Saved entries
■ ■ ■ ■

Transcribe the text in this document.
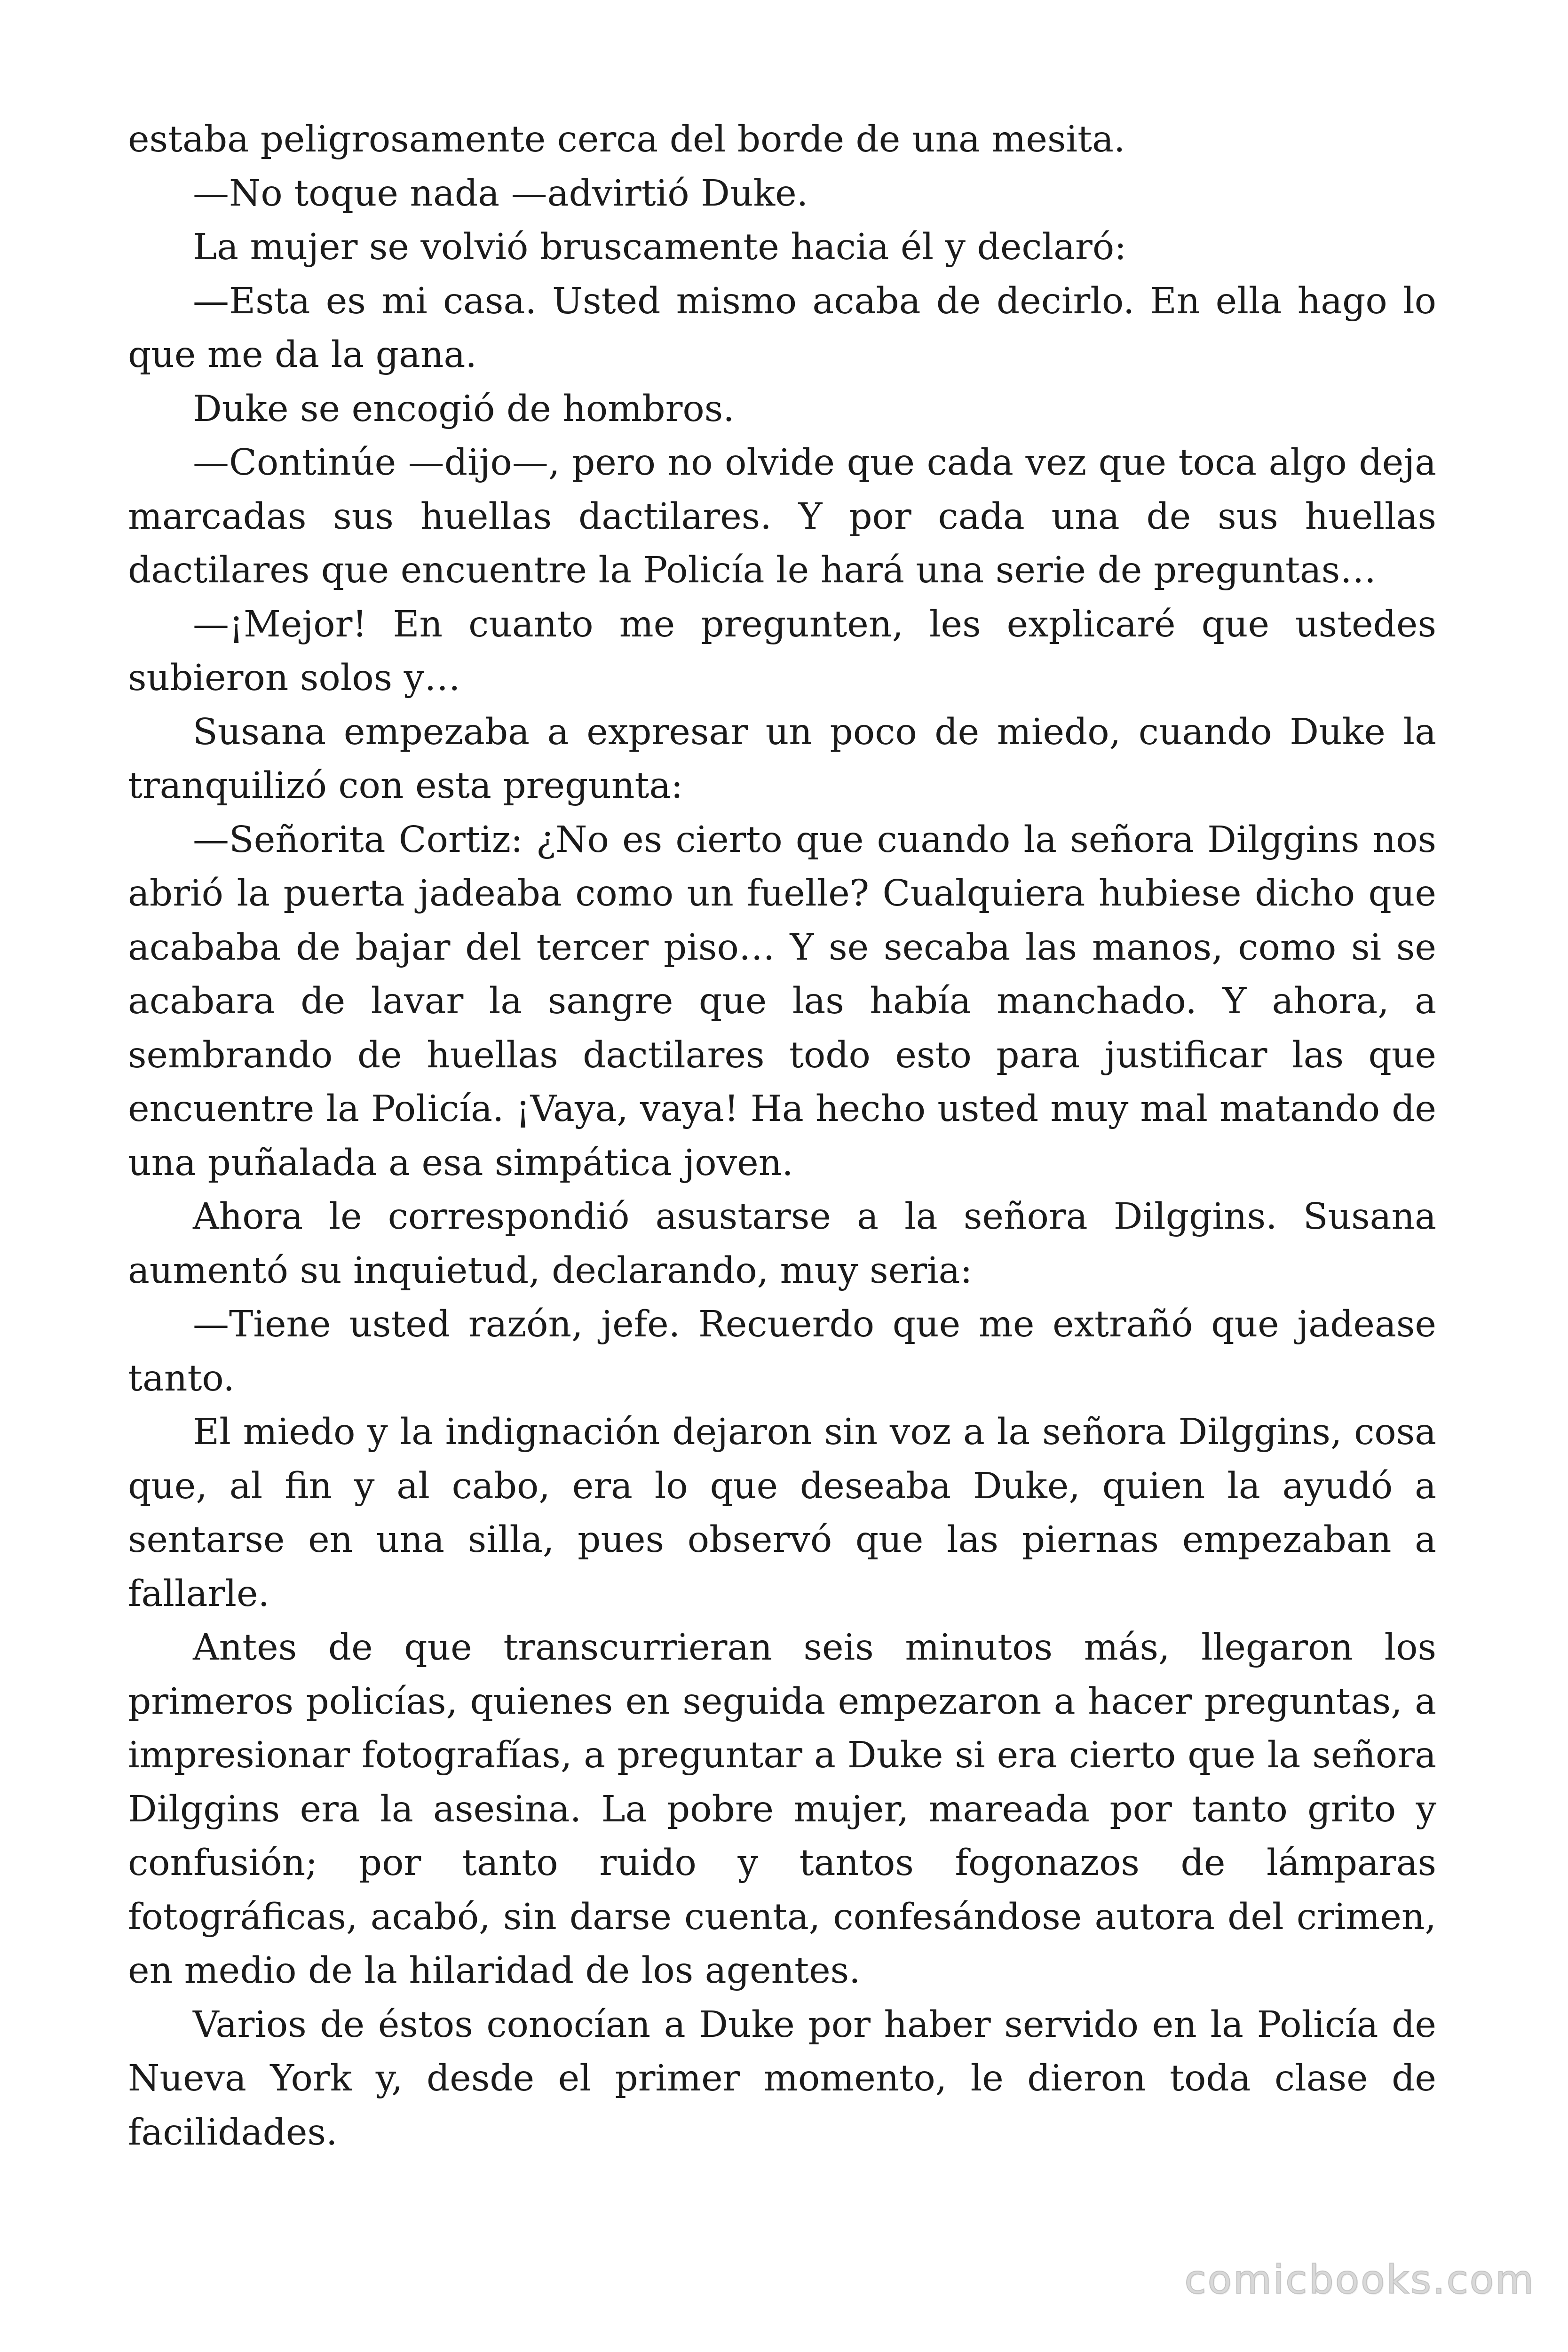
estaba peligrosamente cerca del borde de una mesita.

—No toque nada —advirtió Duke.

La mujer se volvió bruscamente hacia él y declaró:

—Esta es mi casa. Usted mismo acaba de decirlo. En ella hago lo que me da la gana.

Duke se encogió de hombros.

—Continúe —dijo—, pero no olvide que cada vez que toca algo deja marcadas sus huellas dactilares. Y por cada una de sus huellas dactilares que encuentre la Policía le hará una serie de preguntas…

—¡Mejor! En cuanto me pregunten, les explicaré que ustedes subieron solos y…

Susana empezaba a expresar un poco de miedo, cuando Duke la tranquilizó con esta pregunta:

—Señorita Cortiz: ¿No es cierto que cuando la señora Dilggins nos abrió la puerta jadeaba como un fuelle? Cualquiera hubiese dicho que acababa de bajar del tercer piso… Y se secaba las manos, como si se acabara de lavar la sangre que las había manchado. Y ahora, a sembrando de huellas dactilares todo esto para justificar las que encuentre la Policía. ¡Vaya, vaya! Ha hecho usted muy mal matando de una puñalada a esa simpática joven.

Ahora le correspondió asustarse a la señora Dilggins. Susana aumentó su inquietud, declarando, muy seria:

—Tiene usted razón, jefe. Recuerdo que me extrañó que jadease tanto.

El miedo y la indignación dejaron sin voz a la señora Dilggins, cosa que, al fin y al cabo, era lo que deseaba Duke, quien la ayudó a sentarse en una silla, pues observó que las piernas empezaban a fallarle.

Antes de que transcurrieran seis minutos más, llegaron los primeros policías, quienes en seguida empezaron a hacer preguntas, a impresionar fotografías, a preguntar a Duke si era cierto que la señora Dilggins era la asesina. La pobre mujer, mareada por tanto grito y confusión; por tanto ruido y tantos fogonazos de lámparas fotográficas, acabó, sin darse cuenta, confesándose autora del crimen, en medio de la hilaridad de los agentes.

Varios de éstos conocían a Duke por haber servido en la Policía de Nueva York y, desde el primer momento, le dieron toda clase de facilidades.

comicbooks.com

■ ■ ■ ■

### SET EXERCISE
Gather all lines with the string "cuando" from the data.

### SOLVED PROBLEM
Susana empezaba a expresar un poco de miedo, cuando Duke la tranquilizó con esta pregunta:
—Señorita Cortiz: ¿No es cierto que cuando la señora Dilggins nos abrió la puerta jadeaba como un fuelle? Cualquiera hubiese dicho que acababa de bajar del tercer piso… Y se secaba las manos, como si se acabara de lavar la sangre que las había manchado. Y ahora, a sembrando de huellas dactilares todo esto para justificar las que encuentre la Policía. ¡Vaya, vaya! Ha hecho usted muy mal matando de una puñalada a esa simpática joven.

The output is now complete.